— begin Exercise inputs —

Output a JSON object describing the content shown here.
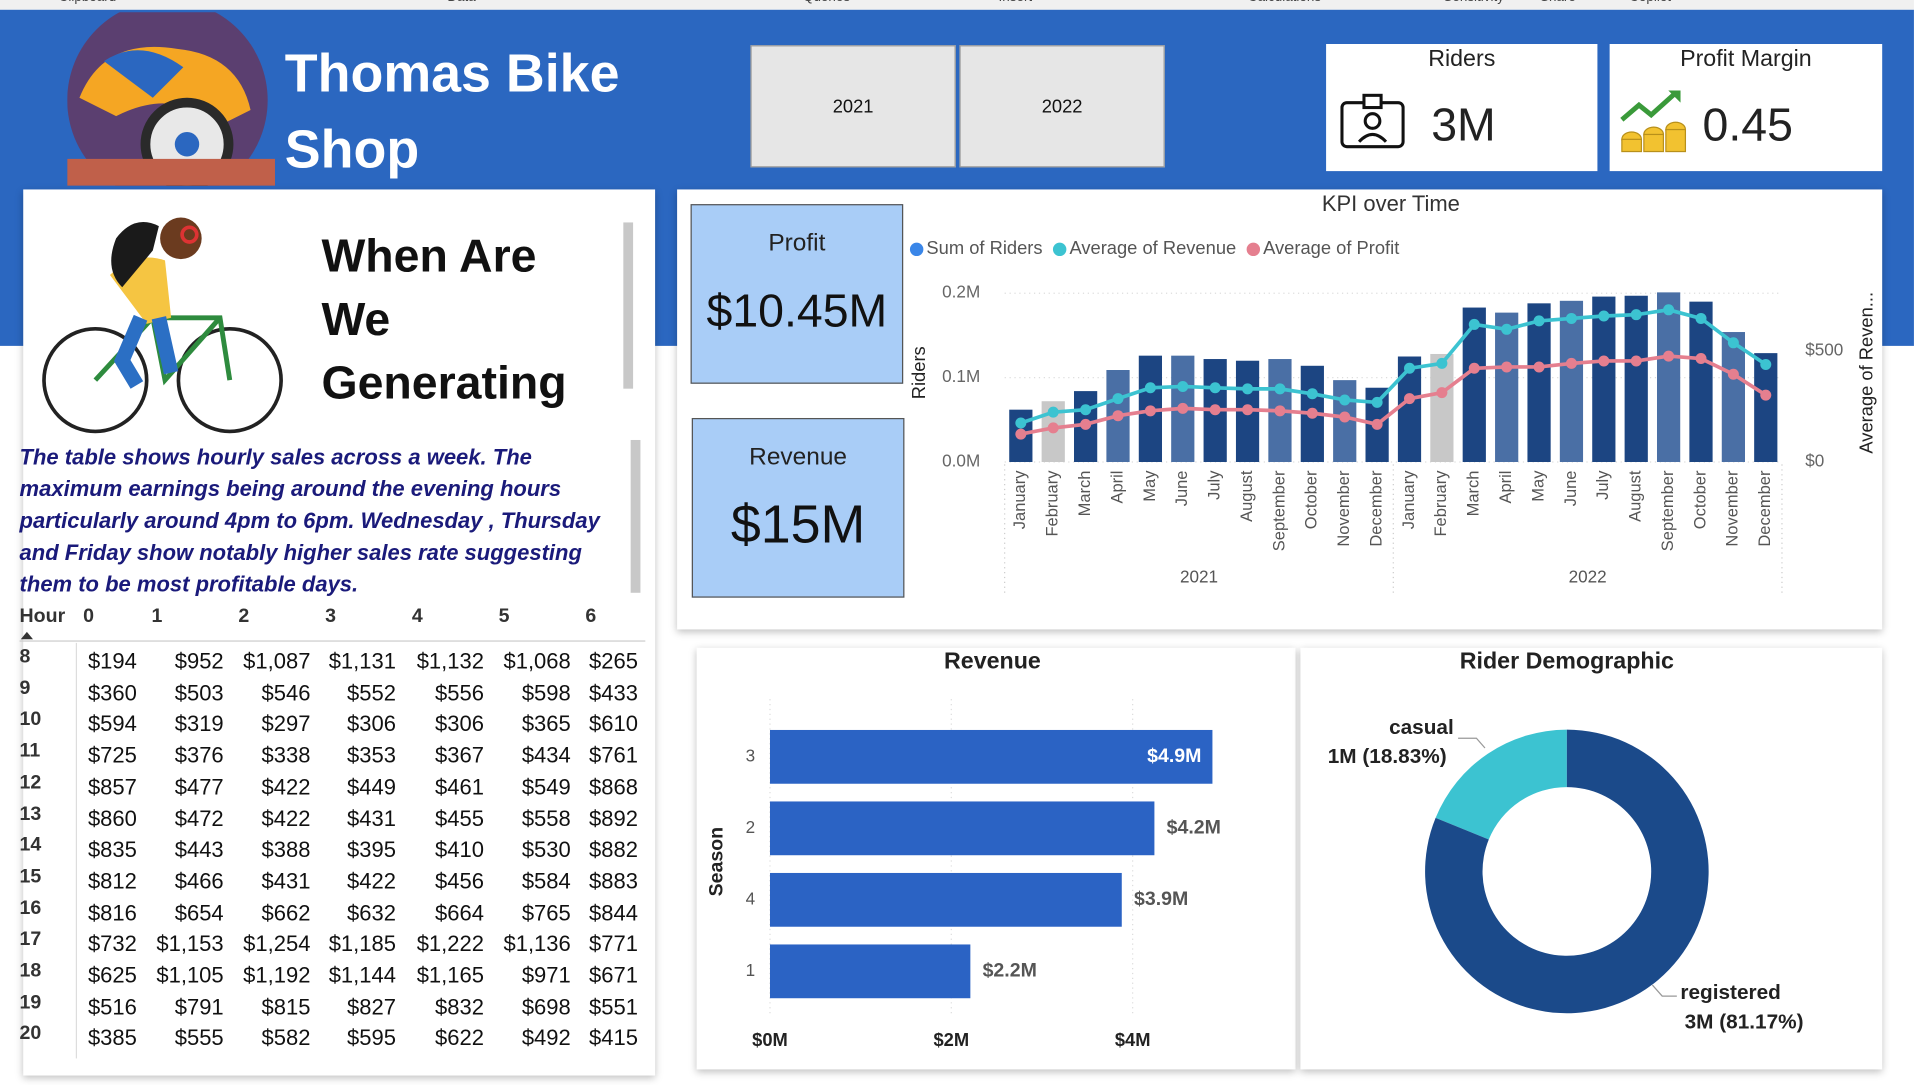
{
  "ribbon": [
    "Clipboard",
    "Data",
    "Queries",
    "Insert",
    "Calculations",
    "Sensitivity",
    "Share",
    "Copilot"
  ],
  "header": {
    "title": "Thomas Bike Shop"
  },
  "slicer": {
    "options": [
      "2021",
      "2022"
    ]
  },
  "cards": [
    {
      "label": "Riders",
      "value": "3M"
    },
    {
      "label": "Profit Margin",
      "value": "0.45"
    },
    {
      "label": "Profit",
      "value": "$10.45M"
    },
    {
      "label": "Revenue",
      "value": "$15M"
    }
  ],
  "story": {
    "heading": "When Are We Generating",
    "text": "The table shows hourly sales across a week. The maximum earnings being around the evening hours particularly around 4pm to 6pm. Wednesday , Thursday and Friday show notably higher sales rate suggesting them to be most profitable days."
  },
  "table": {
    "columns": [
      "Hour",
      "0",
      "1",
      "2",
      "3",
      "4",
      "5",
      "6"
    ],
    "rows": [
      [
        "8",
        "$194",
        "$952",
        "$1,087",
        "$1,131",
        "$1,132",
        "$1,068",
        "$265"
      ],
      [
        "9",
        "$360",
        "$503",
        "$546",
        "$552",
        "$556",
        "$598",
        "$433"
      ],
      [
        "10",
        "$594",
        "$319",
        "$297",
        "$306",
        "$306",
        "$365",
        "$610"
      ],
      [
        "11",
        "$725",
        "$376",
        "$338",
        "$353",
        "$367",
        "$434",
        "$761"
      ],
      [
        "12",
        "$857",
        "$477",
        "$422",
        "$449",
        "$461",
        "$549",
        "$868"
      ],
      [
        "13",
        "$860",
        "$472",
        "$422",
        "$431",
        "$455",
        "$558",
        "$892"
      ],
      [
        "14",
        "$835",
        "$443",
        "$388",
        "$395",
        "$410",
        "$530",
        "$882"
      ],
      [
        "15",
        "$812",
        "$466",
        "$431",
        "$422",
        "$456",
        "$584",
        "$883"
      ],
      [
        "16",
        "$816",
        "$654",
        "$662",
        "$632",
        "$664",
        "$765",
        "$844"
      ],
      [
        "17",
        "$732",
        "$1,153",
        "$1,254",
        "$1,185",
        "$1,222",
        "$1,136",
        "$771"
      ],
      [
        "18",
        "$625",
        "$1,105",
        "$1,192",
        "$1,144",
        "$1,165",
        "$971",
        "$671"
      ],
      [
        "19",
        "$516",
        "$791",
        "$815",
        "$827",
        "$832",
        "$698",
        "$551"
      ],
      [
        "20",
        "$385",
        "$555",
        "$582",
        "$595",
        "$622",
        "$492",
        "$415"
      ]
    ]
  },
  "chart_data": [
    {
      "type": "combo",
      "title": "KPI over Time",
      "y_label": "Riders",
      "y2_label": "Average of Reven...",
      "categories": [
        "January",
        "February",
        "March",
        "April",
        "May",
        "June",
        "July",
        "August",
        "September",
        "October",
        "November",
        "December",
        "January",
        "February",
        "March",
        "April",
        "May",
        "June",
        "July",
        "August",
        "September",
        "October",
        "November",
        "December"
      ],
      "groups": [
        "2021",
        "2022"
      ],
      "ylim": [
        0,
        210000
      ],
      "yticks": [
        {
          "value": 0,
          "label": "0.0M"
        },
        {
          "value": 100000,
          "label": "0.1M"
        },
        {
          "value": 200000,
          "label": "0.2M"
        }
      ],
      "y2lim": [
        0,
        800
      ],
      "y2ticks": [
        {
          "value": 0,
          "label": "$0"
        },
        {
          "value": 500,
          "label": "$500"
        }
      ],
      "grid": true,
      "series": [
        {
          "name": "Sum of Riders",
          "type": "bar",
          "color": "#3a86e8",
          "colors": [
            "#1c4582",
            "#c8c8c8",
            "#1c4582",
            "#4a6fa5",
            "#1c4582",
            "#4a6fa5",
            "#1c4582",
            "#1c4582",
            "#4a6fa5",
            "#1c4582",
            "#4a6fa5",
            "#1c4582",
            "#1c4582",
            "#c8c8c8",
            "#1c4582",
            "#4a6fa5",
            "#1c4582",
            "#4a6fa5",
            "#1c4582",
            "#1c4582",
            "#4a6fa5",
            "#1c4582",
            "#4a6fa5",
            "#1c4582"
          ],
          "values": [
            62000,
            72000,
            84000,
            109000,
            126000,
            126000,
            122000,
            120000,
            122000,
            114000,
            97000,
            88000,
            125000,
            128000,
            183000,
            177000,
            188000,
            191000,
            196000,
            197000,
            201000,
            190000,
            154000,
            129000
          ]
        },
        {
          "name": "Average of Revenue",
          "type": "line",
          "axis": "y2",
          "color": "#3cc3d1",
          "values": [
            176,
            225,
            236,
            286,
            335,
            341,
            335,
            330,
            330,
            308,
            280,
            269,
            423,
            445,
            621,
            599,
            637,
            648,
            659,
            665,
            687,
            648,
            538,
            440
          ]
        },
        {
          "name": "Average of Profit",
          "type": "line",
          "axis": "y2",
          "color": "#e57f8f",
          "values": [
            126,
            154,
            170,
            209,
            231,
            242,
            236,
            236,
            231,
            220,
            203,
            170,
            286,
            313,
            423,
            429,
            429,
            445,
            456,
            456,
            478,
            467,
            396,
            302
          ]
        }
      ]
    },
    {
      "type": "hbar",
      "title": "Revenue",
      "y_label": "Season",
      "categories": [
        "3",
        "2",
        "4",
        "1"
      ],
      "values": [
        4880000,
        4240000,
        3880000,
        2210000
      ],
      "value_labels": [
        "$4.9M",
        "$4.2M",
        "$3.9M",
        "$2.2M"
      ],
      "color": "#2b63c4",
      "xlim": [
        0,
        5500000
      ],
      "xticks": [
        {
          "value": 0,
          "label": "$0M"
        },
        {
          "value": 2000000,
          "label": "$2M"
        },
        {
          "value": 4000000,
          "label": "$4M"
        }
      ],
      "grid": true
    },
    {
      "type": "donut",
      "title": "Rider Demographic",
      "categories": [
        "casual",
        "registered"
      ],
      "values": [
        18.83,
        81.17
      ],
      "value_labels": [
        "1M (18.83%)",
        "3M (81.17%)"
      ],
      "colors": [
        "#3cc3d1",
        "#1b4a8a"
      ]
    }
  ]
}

— end Exercise inputs —
— begin Exercise inputs —

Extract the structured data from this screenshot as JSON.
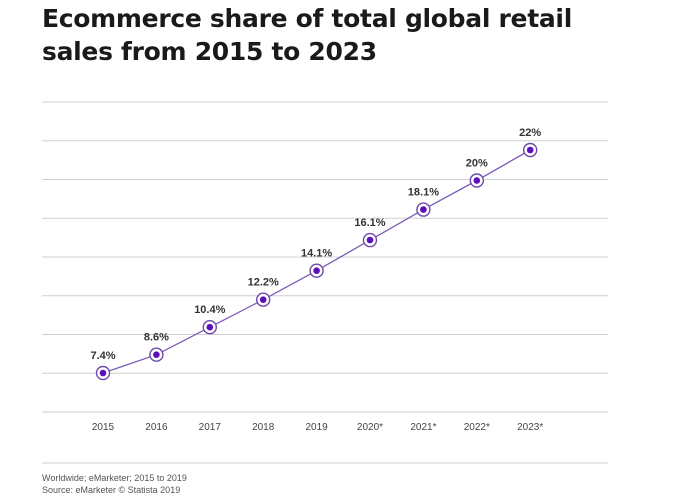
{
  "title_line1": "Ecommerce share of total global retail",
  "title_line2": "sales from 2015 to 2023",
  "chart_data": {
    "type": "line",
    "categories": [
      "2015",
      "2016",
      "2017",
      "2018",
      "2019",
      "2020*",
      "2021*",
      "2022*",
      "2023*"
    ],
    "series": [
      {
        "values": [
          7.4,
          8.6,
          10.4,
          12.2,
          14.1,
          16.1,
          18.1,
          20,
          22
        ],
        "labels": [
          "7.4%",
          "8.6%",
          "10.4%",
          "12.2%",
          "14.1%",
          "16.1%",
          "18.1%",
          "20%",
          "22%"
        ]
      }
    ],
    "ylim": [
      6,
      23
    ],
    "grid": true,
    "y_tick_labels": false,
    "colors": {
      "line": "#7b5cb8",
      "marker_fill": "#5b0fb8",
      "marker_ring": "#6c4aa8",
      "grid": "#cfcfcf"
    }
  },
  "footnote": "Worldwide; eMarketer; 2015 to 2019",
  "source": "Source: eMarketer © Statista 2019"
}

— end Exercise inputs —
— begin Exercise inputs —

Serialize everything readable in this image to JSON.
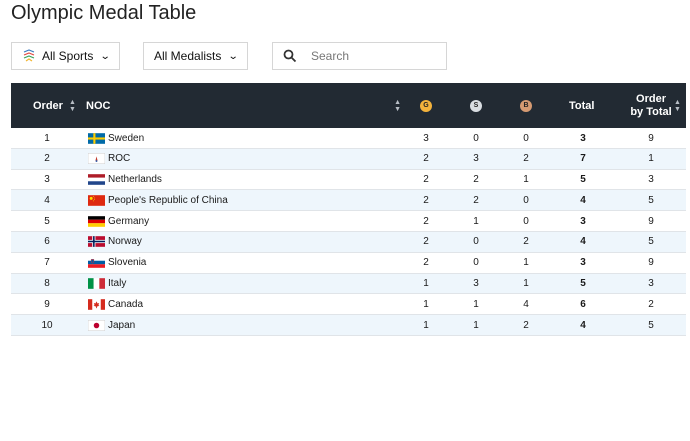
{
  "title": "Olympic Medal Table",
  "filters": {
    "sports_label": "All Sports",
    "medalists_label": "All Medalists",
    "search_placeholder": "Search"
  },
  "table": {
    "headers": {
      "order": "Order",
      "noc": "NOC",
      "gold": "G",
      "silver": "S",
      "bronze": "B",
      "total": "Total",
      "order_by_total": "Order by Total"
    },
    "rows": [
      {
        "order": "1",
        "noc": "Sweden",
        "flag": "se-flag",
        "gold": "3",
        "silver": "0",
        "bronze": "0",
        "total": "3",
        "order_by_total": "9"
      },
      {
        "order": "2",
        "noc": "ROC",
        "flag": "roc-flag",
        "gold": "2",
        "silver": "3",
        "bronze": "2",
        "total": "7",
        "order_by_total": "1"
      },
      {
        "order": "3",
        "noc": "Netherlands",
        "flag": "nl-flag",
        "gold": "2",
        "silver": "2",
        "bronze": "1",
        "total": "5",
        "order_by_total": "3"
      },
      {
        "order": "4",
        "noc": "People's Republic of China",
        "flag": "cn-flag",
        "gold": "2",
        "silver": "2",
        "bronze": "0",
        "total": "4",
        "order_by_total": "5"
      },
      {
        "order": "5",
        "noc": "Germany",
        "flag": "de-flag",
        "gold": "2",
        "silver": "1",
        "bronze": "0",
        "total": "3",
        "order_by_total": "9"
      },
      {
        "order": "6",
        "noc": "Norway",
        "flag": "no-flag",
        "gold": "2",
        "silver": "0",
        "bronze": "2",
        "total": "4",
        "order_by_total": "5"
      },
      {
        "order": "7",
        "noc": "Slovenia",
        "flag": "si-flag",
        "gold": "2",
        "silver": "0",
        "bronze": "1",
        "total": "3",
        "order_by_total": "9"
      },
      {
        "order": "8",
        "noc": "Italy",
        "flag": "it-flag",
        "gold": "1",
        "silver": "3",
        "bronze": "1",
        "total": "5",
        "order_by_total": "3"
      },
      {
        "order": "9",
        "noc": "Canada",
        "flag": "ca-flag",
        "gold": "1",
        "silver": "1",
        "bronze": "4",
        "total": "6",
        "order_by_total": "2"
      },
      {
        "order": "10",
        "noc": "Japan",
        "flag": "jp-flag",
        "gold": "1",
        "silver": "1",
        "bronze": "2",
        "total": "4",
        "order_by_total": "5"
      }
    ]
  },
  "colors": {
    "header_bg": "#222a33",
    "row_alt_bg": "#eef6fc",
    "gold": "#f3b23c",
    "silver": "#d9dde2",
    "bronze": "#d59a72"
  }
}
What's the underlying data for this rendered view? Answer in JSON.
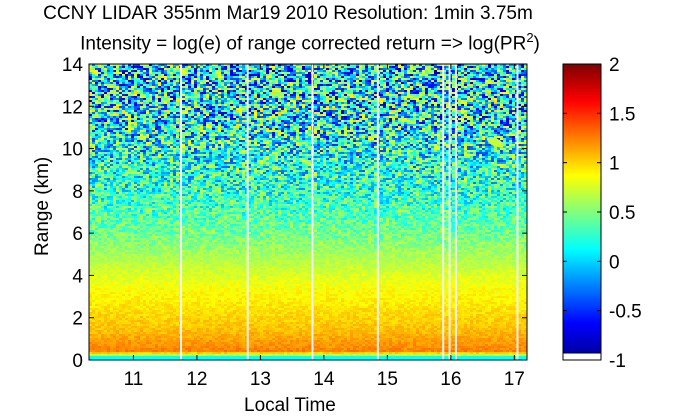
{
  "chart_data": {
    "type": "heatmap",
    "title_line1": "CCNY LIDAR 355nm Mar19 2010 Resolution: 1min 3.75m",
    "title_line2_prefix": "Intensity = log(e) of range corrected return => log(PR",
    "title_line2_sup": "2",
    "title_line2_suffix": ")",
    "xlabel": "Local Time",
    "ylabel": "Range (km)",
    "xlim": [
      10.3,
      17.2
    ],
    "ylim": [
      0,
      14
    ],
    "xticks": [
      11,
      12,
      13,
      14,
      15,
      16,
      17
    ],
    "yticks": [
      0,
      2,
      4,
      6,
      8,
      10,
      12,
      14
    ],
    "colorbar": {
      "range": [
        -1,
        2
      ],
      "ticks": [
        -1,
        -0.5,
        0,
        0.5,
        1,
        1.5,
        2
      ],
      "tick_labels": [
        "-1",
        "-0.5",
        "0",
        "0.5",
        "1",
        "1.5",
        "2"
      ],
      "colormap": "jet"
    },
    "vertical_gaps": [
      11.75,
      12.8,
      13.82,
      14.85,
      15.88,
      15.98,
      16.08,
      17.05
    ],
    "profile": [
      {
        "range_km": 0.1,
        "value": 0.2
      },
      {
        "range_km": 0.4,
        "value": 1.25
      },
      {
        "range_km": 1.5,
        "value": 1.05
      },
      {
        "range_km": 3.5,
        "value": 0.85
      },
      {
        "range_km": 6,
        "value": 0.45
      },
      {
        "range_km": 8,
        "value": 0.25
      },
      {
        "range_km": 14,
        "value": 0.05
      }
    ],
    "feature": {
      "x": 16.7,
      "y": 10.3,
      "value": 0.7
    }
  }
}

— end Exercise inputs —

■ **Problem description**
Pick out every line above that contains the word "Time" and copy it.

■ **The result**
      "title": "KPI over Time",
    "xlabel": "Local Time",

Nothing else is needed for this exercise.